Given instruction – Please count the lines below that contain the string "answer", treating uppercase and lowercase as different, and give only the number.

Layout element annotations:
## start

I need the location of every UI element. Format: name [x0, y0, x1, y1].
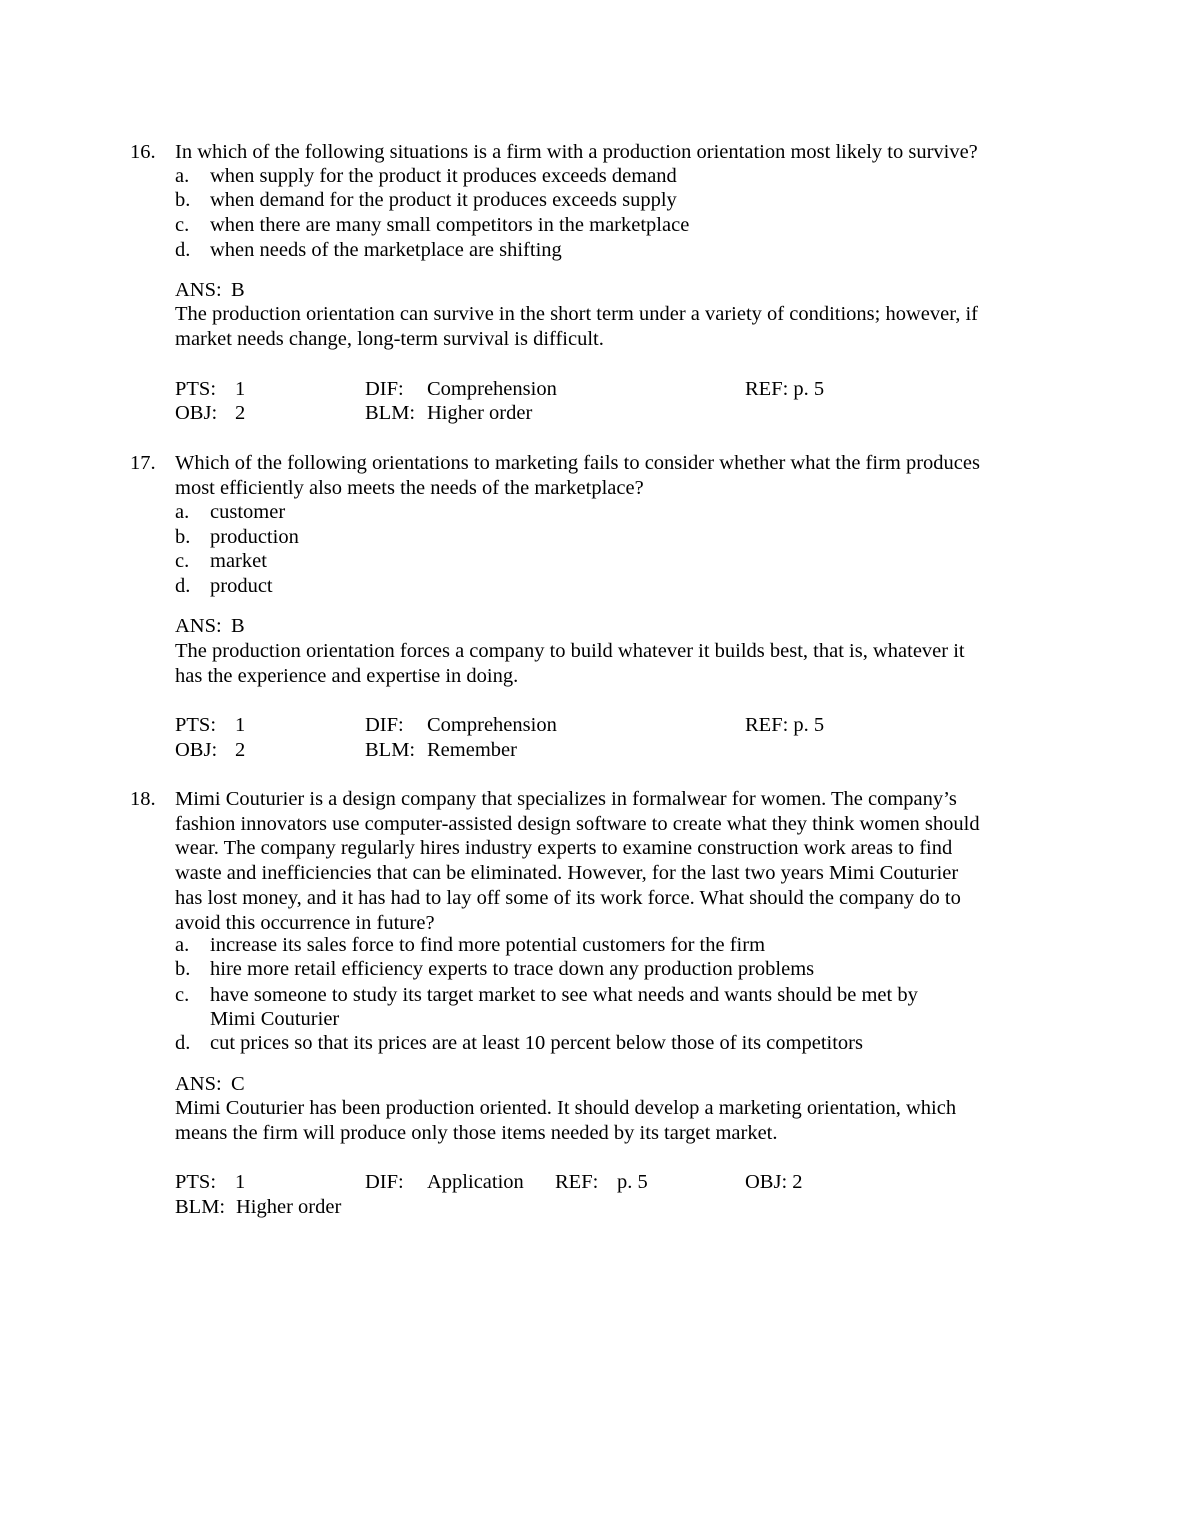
explanation-line: market needs change, long-term survival is difficult. [175, 328, 604, 350]
blm-label: BLM: [175, 1196, 226, 1218]
blm-value: Higher order [427, 402, 533, 424]
dif-value: Application [427, 1171, 524, 1193]
explanation-line: The production orientation can survive in the short term under a variety of conditions; however, if [175, 303, 979, 325]
obj-label: OBJ: [175, 402, 218, 424]
answer-label: ANS: [175, 279, 222, 301]
question-stem [175, 451, 1025, 499]
stem-line: waste and inefficiencies that can be eliminated. However, for the last two years Mimi Couturier [175, 862, 959, 885]
dif-label: DIF: [365, 1171, 404, 1193]
option-letter: a. [175, 934, 190, 956]
stem-line: Which of the following orientations to marketing fails to consider whether what the firm produces [175, 452, 980, 474]
stem-line: most efficiently also meets the needs of the marketplace? [175, 476, 644, 499]
explanation-line: has the experience and expertise in doing. [175, 665, 519, 687]
option-text: customer [210, 501, 286, 523]
explanation [175, 1096, 957, 1144]
option-text: when there are many small competitors in the marketplace [210, 214, 690, 236]
dif-value: Comprehension [427, 714, 557, 736]
option-letter: d. [175, 239, 191, 261]
pts-value: 1 [235, 378, 246, 400]
obj-value: 2 [235, 402, 246, 424]
explanation-line: means the firm will produce only those items needed by its target market. [175, 1122, 778, 1144]
stem-line: wear. The company regularly hires industry experts to examine construction work areas to find [175, 837, 953, 860]
option-text: when needs of the marketplace are shifting [210, 239, 562, 261]
stem-line: fashion innovators use computer-assisted design software to create what they think women should [175, 812, 980, 835]
option-text-continued: Mimi Couturier [210, 1008, 340, 1030]
option-letter: c. [175, 550, 190, 572]
ref-value: REF: p. 5 [745, 714, 825, 736]
option-letter: c. [175, 984, 190, 1006]
explanation-line: Mimi Couturier has been production oriented. It should develop a marketing orientation, which [175, 1097, 957, 1119]
question-stem [175, 140, 1025, 165]
obj-label: OBJ: [175, 739, 218, 761]
answer-label: ANS: [175, 615, 222, 637]
option-letter: a. [175, 165, 190, 187]
blm-value: Remember [427, 739, 517, 761]
stem-line: avoid this occurrence in future? [175, 911, 435, 934]
option-letter: a. [175, 501, 190, 523]
option-letter: b. [175, 189, 191, 211]
option-text: hire more retail efficiency experts to trace down any production problems [210, 958, 815, 980]
option-text: increase its sales force to find more potential customers for the firm [210, 934, 766, 956]
blm-label: BLM: [365, 739, 416, 761]
answer-label: ANS: [175, 1073, 222, 1095]
answer-value: B [231, 615, 245, 637]
option-letter: d. [175, 1032, 191, 1054]
ref-value: REF: p. 5 [745, 378, 825, 400]
pts-value: 1 [235, 1171, 246, 1193]
pts-label: PTS: [175, 378, 217, 400]
pts-label: PTS: [175, 1171, 217, 1193]
option-text: when demand for the product it produces exceeds supply [210, 189, 677, 211]
explanation-line: The production orientation forces a company to build whatever it builds best, that is, whatever it [175, 640, 965, 662]
question-stem [175, 787, 1025, 934]
option-text: cut prices so that its prices are at least 10 percent below those of its competitors [210, 1032, 863, 1054]
ref-label: REF: [555, 1171, 599, 1193]
question-number: 17. [130, 452, 156, 474]
answer-value: C [231, 1073, 245, 1095]
option-letter: b. [175, 958, 191, 980]
option-text: market [210, 550, 267, 572]
answer-value: B [231, 279, 245, 301]
stem-line: In which of the following situations is a firm with a production orientation most likely to survive? [175, 141, 978, 163]
option-text: have someone to study its target market to see what needs and wants should be met by [210, 984, 918, 1006]
dif-value: Comprehension [427, 378, 557, 400]
obj-value: OBJ: 2 [745, 1171, 803, 1193]
explanation [175, 639, 965, 687]
dif-label: DIF: [365, 714, 404, 736]
option-letter: c. [175, 214, 190, 236]
pts-value: 1 [235, 714, 246, 736]
option-text: when supply for the product it produces exceeds demand [210, 165, 677, 187]
question-number: 16. [130, 141, 156, 163]
option-text: production [210, 526, 299, 548]
option-text: product [210, 575, 273, 597]
option-letter: d. [175, 575, 191, 597]
option-letter: b. [175, 526, 191, 548]
question-number: 18. [130, 788, 156, 810]
explanation [175, 302, 979, 350]
dif-label: DIF: [365, 378, 404, 400]
stem-line: has lost money, and it has had to lay off some of its work force. What should the company do to [175, 886, 961, 909]
blm-value: Higher order [236, 1196, 342, 1218]
stem-line: Mimi Couturier is a design company that specializes in formalwear for women. The company’s [175, 788, 957, 810]
blm-label: BLM: [365, 402, 416, 424]
ref-value: p. 5 [617, 1171, 648, 1193]
pts-label: PTS: [175, 714, 217, 736]
obj-value: 2 [235, 739, 246, 761]
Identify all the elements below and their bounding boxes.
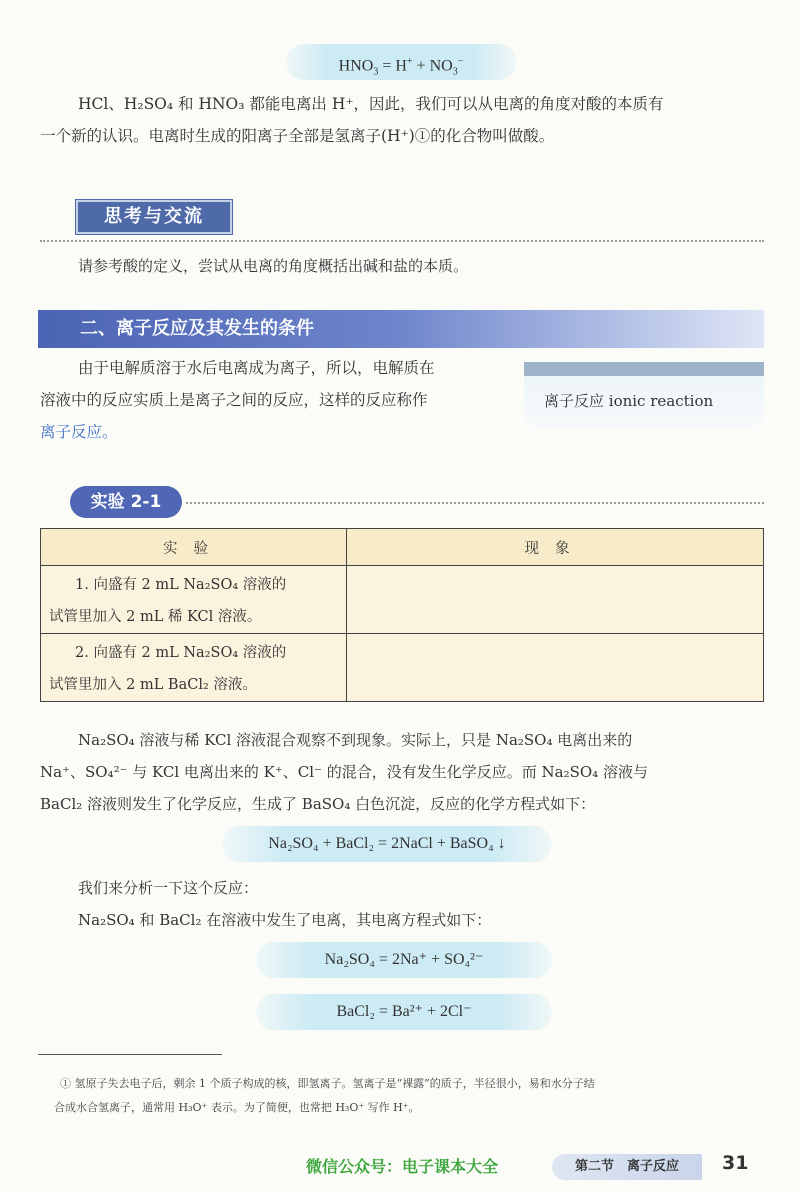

## end

Task response – 6